▶ _Set exercise_:
Restate every line of the material, word for word.

(Saved entries)
=-=-=-=-=

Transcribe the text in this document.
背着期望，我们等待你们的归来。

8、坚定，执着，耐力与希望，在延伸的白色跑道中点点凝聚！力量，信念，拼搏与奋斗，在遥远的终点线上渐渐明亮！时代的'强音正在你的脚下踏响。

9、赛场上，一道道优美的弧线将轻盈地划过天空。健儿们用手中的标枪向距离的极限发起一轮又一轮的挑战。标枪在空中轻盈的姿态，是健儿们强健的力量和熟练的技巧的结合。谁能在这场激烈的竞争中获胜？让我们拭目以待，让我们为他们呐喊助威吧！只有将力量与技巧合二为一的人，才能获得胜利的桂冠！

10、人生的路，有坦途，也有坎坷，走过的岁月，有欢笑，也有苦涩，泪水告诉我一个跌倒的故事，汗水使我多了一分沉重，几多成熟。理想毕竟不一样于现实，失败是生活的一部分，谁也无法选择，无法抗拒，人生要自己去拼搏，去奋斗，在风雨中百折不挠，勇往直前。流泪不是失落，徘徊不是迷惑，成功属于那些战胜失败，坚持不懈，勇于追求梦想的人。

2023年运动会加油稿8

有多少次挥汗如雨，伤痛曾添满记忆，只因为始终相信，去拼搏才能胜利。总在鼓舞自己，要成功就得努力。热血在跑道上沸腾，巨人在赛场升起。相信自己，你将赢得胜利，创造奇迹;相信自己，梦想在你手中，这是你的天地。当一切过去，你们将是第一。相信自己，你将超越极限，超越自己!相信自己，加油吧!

=-=-=-=-=

▶ _The result_:
Transcribe the text in this document.
背着期望，我们等待你们的归来。

8、坚定，执着，耐力与希望，在延伸的白色跑道中点点凝聚！力量，信念，拼搏与奋斗，在遥远的终点线上渐渐明亮！时代的'强音正在你的脚下踏响。

9、赛场上，一道道优美的弧线将轻盈地划过天空。健儿们用手中的标枪向距离的极限发起一轮又一轮的挑战。标枪在空中轻盈的姿态，是健儿们强健的力量和熟练的技巧的结合。谁能在这场激烈的竞争中获胜？让我们拭目以待，让我们为他们呐喊助威吧！只有将力量与技巧合二为一的人，才能获得胜利的桂冠！

10、人生的路，有坦途，也有坎坷，走过的岁月，有欢笑，也有苦涩，泪水告诉我一个跌倒的故事，汗水使我多了一分沉重，几多成熟。理想毕竟不一样于现实，失败是生活的一部分，谁也无法选择，无法抗拒，人生要自己去拼搏，去奋斗，在风雨中百折不挠，勇往直前。流泪不是失落，徘徊不是迷惑，成功属于那些战胜失败，坚持不懈，勇于追求梦想的人。

2023年运动会加油稿8

有多少次挥汗如雨，伤痛曾添满记忆，只因为始终相信，去拼搏才能胜利。总在鼓舞自己，要成功就得努力。热血在跑道上沸腾，巨人在赛场升起。相信自己，你将赢得胜利，创造奇迹;相信自己，梦想在你手中，这是你的天地。当一切过去，你们将是第一。相信自己，你将超越极限，超越自己!相信自己，加油吧!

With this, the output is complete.